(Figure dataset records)

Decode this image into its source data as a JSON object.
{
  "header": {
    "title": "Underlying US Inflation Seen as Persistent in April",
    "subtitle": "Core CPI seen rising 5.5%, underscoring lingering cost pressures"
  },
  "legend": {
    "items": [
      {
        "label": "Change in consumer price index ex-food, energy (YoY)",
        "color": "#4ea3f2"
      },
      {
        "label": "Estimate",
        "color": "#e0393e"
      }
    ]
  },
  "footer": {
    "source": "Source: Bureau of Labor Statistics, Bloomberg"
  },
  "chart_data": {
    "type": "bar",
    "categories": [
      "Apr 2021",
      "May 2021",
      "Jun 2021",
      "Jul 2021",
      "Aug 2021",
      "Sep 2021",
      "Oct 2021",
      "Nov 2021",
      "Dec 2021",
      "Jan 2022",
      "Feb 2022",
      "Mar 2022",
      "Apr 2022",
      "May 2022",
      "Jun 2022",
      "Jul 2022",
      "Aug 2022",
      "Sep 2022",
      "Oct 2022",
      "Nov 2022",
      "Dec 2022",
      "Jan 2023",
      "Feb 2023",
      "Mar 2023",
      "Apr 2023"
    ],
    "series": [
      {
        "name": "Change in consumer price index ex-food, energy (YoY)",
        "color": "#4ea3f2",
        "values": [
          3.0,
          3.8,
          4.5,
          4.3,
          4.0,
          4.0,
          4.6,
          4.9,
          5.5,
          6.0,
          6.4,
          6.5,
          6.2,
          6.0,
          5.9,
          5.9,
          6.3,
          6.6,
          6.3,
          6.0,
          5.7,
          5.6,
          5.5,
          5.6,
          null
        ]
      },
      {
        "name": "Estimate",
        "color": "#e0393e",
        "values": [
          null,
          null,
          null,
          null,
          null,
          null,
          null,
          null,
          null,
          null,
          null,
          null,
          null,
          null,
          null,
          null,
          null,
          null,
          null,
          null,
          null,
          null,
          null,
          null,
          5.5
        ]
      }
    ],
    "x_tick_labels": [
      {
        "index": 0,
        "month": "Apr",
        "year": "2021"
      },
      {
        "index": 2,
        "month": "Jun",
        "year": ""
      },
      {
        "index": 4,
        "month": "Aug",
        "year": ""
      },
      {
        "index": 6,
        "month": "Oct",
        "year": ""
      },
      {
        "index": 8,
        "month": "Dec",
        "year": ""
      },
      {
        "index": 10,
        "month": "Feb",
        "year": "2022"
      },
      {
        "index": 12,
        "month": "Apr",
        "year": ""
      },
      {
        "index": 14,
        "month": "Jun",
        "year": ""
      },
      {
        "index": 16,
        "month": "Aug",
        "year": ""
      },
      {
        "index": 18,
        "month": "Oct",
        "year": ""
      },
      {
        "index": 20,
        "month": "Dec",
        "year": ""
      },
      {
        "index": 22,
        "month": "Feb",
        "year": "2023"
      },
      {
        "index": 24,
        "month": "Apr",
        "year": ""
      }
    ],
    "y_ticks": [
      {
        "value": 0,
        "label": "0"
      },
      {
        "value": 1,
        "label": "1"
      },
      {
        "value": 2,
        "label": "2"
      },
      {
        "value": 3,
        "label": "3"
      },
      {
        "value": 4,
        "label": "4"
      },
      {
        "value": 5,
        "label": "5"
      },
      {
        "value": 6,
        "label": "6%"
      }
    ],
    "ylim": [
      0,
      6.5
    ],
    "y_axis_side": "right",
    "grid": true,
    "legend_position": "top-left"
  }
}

WORK INSTRUCTIONS: Using the records given above, list every line that includes the word "price".

REPLY TO THE TASK:
        "label": "Change in consumer price index ex-food, energy (YoY)",
        "name": "Change in consumer price index ex-food, energy (YoY)",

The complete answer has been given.